## Exercise requirements
Keep the pictures out of the copy and print all the entries below exactly.

## Provided records
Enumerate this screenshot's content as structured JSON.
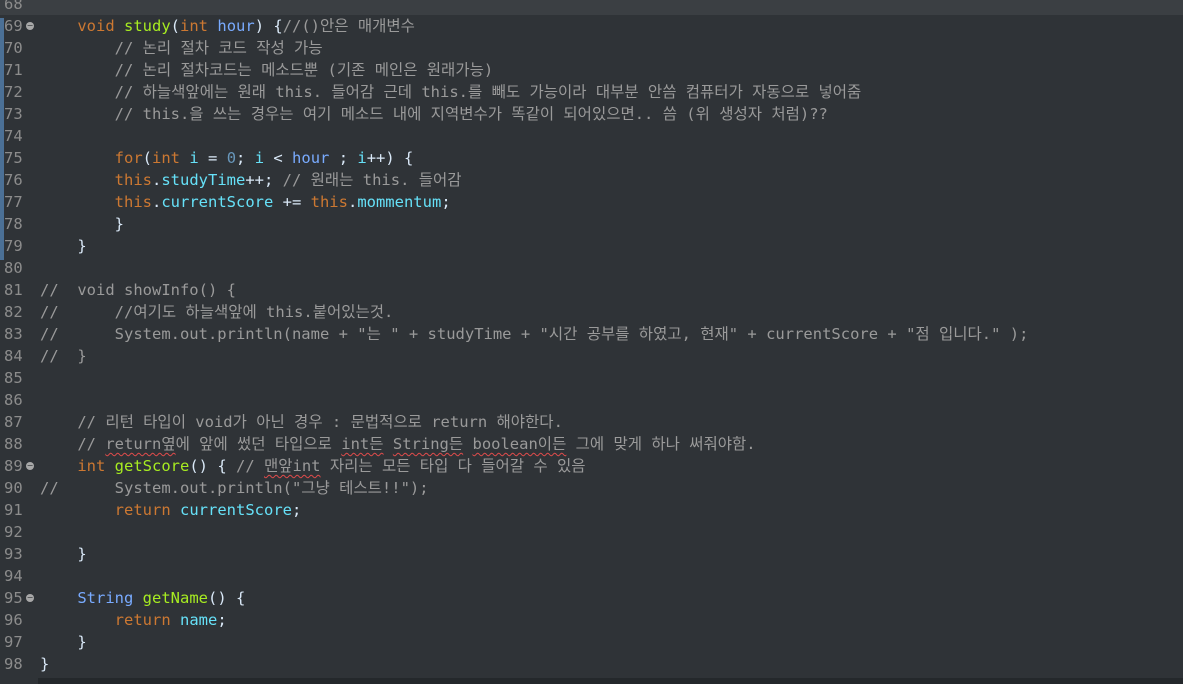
{
  "editor": {
    "lines": [
      {
        "n": "68",
        "code": "",
        "current": true
      },
      {
        "n": "69",
        "code": "",
        "fold": true
      },
      {
        "n": "70",
        "code": "        // 논리 절차 코드 작성 가능"
      },
      {
        "n": "71",
        "code": "        // 논리 절차코드는 메소드뿐 (기존 메인은 원래가능)"
      },
      {
        "n": "72",
        "code": "        // 하늘색앞에는 원래 this. 들어감 근데 this.를 빼도 가능이라 대부분 안씀 컴퓨터가 자동으로 넣어줌"
      },
      {
        "n": "73",
        "code": "        // this.을 쓰는 경우는 여기 메소드 내에 지역변수가 똑같이 되어있으면.. 씀 (위 생성자 처럼)??"
      },
      {
        "n": "74",
        "code": ""
      },
      {
        "n": "75",
        "code": ""
      },
      {
        "n": "76",
        "code": ""
      },
      {
        "n": "77",
        "code": ""
      },
      {
        "n": "78",
        "code": "        }"
      },
      {
        "n": "79",
        "code": "    }"
      },
      {
        "n": "80",
        "code": ""
      },
      {
        "n": "81",
        "code": "//  void showInfo() {"
      },
      {
        "n": "82",
        "code": "//      //여기도 하늘색앞에 this.붙어있는것."
      },
      {
        "n": "83",
        "code": "//      System.out.println(name + \"는 \" + studyTime + \"시간 공부를 하였고, 현재\" + currentScore + \"점 입니다.\" );"
      },
      {
        "n": "84",
        "code": "//  }"
      },
      {
        "n": "85",
        "code": ""
      },
      {
        "n": "86",
        "code": ""
      },
      {
        "n": "87",
        "code": "    // 리턴 타입이 void가 아닌 경우 : 문법적으로 return 해야한다."
      },
      {
        "n": "88",
        "code": ""
      },
      {
        "n": "89",
        "code": "",
        "fold": true
      },
      {
        "n": "90",
        "code": "//      System.out.println(\"그냥 테스트!!\");"
      },
      {
        "n": "91",
        "code": ""
      },
      {
        "n": "92",
        "code": ""
      },
      {
        "n": "93",
        "code": "    }"
      },
      {
        "n": "94",
        "code": ""
      },
      {
        "n": "95",
        "code": "",
        "fold": true
      },
      {
        "n": "96",
        "code": ""
      },
      {
        "n": "97",
        "code": "    }"
      },
      {
        "n": "98",
        "code": "}"
      }
    ],
    "tokens": {
      "l69": [
        "    ",
        "void",
        " ",
        "study",
        "(",
        "int",
        " ",
        "hour",
        ") {",
        "//()안은 매개변수"
      ],
      "l75": [
        "        ",
        "for",
        "(",
        "int",
        " ",
        "i",
        " = ",
        "0",
        "; ",
        "i",
        " < ",
        "hour",
        " ; ",
        "i",
        "++) {"
      ],
      "l76": [
        "        ",
        "this",
        ".",
        "studyTime",
        "++; ",
        "// 원래는 this. 들어감"
      ],
      "l77": [
        "        ",
        "this",
        ".",
        "currentScore",
        " += ",
        "this",
        ".",
        "mommentum",
        ";"
      ],
      "l88": [
        "    // ",
        "return옆",
        "에 앞에 썼던 타입으로 ",
        "int든",
        " ",
        "String든",
        " ",
        "boolean이든",
        " 그에 맞게 하나 써줘야함."
      ],
      "l89": [
        "    ",
        "int",
        " ",
        "getScore",
        "() { ",
        "// ",
        "맨앞int",
        " 자리는 모든 타입 다 들어갈 수 있음"
      ],
      "l91": [
        "        ",
        "return",
        " ",
        "currentScore",
        ";"
      ],
      "l95": [
        "    ",
        "String",
        " ",
        "getName",
        "() {"
      ],
      "l96": [
        "        ",
        "return",
        " ",
        "name",
        ";"
      ]
    }
  }
}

## Task response
Enumerate this screenshot's content as structured JSON.
{
  "editor": {
    "lines": [
      {
        "n": "68",
        "code": "",
        "current": true
      },
      {
        "n": "69",
        "code": "",
        "fold": true
      },
      {
        "n": "70",
        "code": "        // 논리 절차 코드 작성 가능"
      },
      {
        "n": "71",
        "code": "        // 논리 절차코드는 메소드뿐 (기존 메인은 원래가능)"
      },
      {
        "n": "72",
        "code": "        // 하늘색앞에는 원래 this. 들어감 근데 this.를 빼도 가능이라 대부분 안씀 컴퓨터가 자동으로 넣어줌"
      },
      {
        "n": "73",
        "code": "        // this.을 쓰는 경우는 여기 메소드 내에 지역변수가 똑같이 되어있으면.. 씀 (위 생성자 처럼)??"
      },
      {
        "n": "74",
        "code": ""
      },
      {
        "n": "75",
        "code": ""
      },
      {
        "n": "76",
        "code": ""
      },
      {
        "n": "77",
        "code": ""
      },
      {
        "n": "78",
        "code": "        }"
      },
      {
        "n": "79",
        "code": "    }"
      },
      {
        "n": "80",
        "code": ""
      },
      {
        "n": "81",
        "code": "//  void showInfo() {"
      },
      {
        "n": "82",
        "code": "//      //여기도 하늘색앞에 this.붙어있는것."
      },
      {
        "n": "83",
        "code": "//      System.out.println(name + \"는 \" + studyTime + \"시간 공부를 하였고, 현재\" + currentScore + \"점 입니다.\" );"
      },
      {
        "n": "84",
        "code": "//  }"
      },
      {
        "n": "85",
        "code": ""
      },
      {
        "n": "86",
        "code": ""
      },
      {
        "n": "87",
        "code": "    // 리턴 타입이 void가 아닌 경우 : 문법적으로 return 해야한다."
      },
      {
        "n": "88",
        "code": ""
      },
      {
        "n": "89",
        "code": "",
        "fold": true
      },
      {
        "n": "90",
        "code": "//      System.out.println(\"그냥 테스트!!\");"
      },
      {
        "n": "91",
        "code": ""
      },
      {
        "n": "92",
        "code": ""
      },
      {
        "n": "93",
        "code": "    }"
      },
      {
        "n": "94",
        "code": ""
      },
      {
        "n": "95",
        "code": "",
        "fold": true
      },
      {
        "n": "96",
        "code": ""
      },
      {
        "n": "97",
        "code": "    }"
      },
      {
        "n": "98",
        "code": "}"
      }
    ],
    "tokens": {
      "l69": [
        "    ",
        "void",
        " ",
        "study",
        "(",
        "int",
        " ",
        "hour",
        ") {",
        "//()안은 매개변수"
      ],
      "l75": [
        "        ",
        "for",
        "(",
        "int",
        " ",
        "i",
        " = ",
        "0",
        "; ",
        "i",
        " < ",
        "hour",
        " ; ",
        "i",
        "++) {"
      ],
      "l76": [
        "        ",
        "this",
        ".",
        "studyTime",
        "++; ",
        "// 원래는 this. 들어감"
      ],
      "l77": [
        "        ",
        "this",
        ".",
        "currentScore",
        " += ",
        "this",
        ".",
        "mommentum",
        ";"
      ],
      "l88": [
        "    // ",
        "return옆",
        "에 앞에 썼던 타입으로 ",
        "int든",
        " ",
        "String든",
        " ",
        "boolean이든",
        " 그에 맞게 하나 써줘야함."
      ],
      "l89": [
        "    ",
        "int",
        " ",
        "getScore",
        "() { ",
        "// ",
        "맨앞int",
        " 자리는 모든 타입 다 들어갈 수 있음"
      ],
      "l91": [
        "        ",
        "return",
        " ",
        "currentScore",
        ";"
      ],
      "l95": [
        "    ",
        "String",
        " ",
        "getName",
        "() {"
      ],
      "l96": [
        "        ",
        "return",
        " ",
        "name",
        ";"
      ]
    }
  }
}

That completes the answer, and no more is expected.